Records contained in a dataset
---
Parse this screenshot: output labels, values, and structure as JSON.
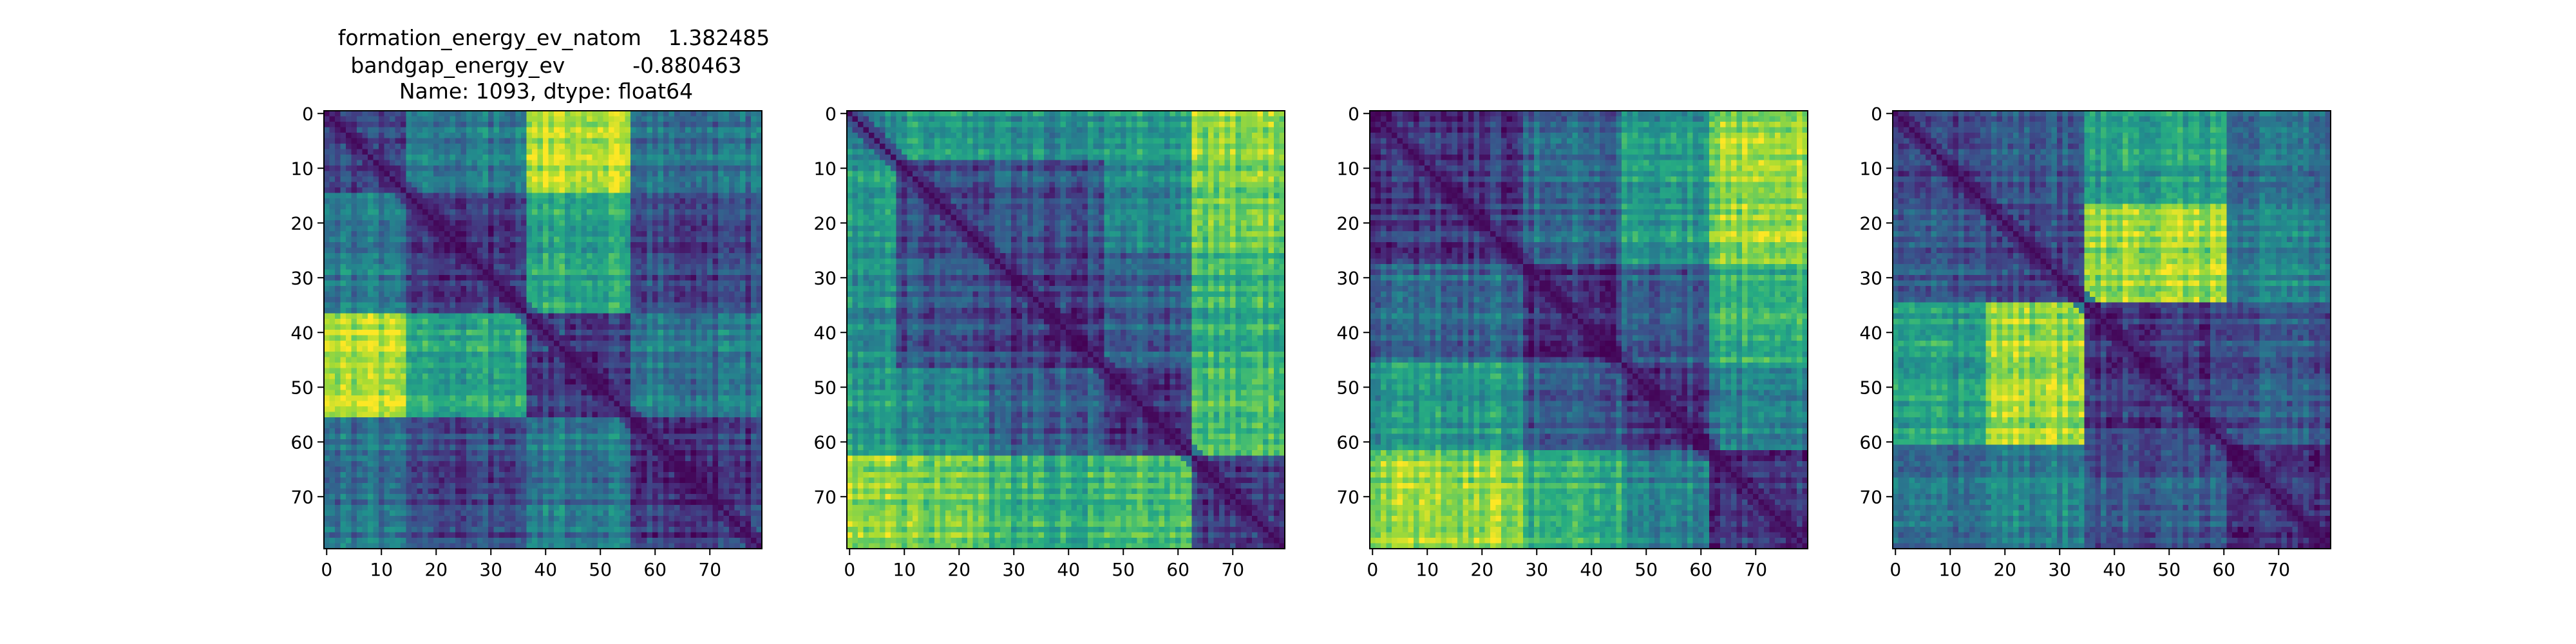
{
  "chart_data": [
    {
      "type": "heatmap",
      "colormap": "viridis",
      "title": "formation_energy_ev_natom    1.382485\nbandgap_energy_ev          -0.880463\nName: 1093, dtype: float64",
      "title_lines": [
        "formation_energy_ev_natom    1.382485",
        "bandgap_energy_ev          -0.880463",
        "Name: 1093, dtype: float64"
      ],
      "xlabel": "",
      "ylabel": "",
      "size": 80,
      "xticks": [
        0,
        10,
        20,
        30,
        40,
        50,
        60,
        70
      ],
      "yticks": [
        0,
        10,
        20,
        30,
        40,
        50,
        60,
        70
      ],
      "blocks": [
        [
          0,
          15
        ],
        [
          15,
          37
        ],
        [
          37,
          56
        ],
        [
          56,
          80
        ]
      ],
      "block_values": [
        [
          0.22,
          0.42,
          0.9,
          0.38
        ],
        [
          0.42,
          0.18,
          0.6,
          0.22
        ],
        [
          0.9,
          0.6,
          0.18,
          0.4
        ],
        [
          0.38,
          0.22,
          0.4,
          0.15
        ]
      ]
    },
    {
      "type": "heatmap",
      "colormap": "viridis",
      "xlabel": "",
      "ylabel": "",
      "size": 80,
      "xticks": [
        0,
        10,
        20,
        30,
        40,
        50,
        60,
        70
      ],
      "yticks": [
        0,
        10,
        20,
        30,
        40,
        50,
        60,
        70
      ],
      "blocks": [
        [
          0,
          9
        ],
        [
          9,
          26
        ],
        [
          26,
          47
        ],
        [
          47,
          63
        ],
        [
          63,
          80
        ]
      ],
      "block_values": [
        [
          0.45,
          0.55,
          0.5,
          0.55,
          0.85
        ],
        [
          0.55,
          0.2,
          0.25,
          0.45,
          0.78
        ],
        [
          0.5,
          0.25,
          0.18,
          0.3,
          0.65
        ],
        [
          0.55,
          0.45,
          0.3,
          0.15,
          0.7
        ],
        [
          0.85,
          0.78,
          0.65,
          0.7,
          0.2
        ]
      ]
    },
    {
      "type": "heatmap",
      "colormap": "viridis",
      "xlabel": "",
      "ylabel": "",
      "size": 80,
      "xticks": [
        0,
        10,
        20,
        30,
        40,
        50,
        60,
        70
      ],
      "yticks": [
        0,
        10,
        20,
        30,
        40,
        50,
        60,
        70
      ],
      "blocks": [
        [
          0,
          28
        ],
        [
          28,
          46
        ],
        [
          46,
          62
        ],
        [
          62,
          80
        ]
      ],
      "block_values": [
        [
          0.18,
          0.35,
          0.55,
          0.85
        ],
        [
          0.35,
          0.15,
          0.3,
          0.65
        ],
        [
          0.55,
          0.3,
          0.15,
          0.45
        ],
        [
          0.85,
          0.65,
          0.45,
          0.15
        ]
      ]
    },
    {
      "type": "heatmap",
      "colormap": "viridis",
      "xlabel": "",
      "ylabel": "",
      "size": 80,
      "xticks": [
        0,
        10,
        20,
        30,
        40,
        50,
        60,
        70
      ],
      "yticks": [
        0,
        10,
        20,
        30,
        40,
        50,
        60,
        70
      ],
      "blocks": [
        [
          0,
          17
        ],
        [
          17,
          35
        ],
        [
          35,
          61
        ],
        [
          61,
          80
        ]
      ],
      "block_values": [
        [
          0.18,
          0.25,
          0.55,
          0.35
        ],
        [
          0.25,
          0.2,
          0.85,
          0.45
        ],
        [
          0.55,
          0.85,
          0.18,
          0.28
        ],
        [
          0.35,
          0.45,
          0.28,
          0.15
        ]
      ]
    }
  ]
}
---
Output the entries above exactly, without their pictures.

Parse this screenshot: output labels, values, and structure as JSON.
{
  "chart_data": [
    {
      "type": "heatmap",
      "colormap": "viridis",
      "title": "formation_energy_ev_natom    1.382485\nbandgap_energy_ev          -0.880463\nName: 1093, dtype: float64",
      "title_lines": [
        "formation_energy_ev_natom    1.382485",
        "bandgap_energy_ev          -0.880463",
        "Name: 1093, dtype: float64"
      ],
      "xlabel": "",
      "ylabel": "",
      "size": 80,
      "xticks": [
        0,
        10,
        20,
        30,
        40,
        50,
        60,
        70
      ],
      "yticks": [
        0,
        10,
        20,
        30,
        40,
        50,
        60,
        70
      ],
      "blocks": [
        [
          0,
          15
        ],
        [
          15,
          37
        ],
        [
          37,
          56
        ],
        [
          56,
          80
        ]
      ],
      "block_values": [
        [
          0.22,
          0.42,
          0.9,
          0.38
        ],
        [
          0.42,
          0.18,
          0.6,
          0.22
        ],
        [
          0.9,
          0.6,
          0.18,
          0.4
        ],
        [
          0.38,
          0.22,
          0.4,
          0.15
        ]
      ]
    },
    {
      "type": "heatmap",
      "colormap": "viridis",
      "xlabel": "",
      "ylabel": "",
      "size": 80,
      "xticks": [
        0,
        10,
        20,
        30,
        40,
        50,
        60,
        70
      ],
      "yticks": [
        0,
        10,
        20,
        30,
        40,
        50,
        60,
        70
      ],
      "blocks": [
        [
          0,
          9
        ],
        [
          9,
          26
        ],
        [
          26,
          47
        ],
        [
          47,
          63
        ],
        [
          63,
          80
        ]
      ],
      "block_values": [
        [
          0.45,
          0.55,
          0.5,
          0.55,
          0.85
        ],
        [
          0.55,
          0.2,
          0.25,
          0.45,
          0.78
        ],
        [
          0.5,
          0.25,
          0.18,
          0.3,
          0.65
        ],
        [
          0.55,
          0.45,
          0.3,
          0.15,
          0.7
        ],
        [
          0.85,
          0.78,
          0.65,
          0.7,
          0.2
        ]
      ]
    },
    {
      "type": "heatmap",
      "colormap": "viridis",
      "xlabel": "",
      "ylabel": "",
      "size": 80,
      "xticks": [
        0,
        10,
        20,
        30,
        40,
        50,
        60,
        70
      ],
      "yticks": [
        0,
        10,
        20,
        30,
        40,
        50,
        60,
        70
      ],
      "blocks": [
        [
          0,
          28
        ],
        [
          28,
          46
        ],
        [
          46,
          62
        ],
        [
          62,
          80
        ]
      ],
      "block_values": [
        [
          0.18,
          0.35,
          0.55,
          0.85
        ],
        [
          0.35,
          0.15,
          0.3,
          0.65
        ],
        [
          0.55,
          0.3,
          0.15,
          0.45
        ],
        [
          0.85,
          0.65,
          0.45,
          0.15
        ]
      ]
    },
    {
      "type": "heatmap",
      "colormap": "viridis",
      "xlabel": "",
      "ylabel": "",
      "size": 80,
      "xticks": [
        0,
        10,
        20,
        30,
        40,
        50,
        60,
        70
      ],
      "yticks": [
        0,
        10,
        20,
        30,
        40,
        50,
        60,
        70
      ],
      "blocks": [
        [
          0,
          17
        ],
        [
          17,
          35
        ],
        [
          35,
          61
        ],
        [
          61,
          80
        ]
      ],
      "block_values": [
        [
          0.18,
          0.25,
          0.55,
          0.35
        ],
        [
          0.25,
          0.2,
          0.85,
          0.45
        ],
        [
          0.55,
          0.85,
          0.18,
          0.28
        ],
        [
          0.35,
          0.45,
          0.28,
          0.15
        ]
      ]
    }
  ]
}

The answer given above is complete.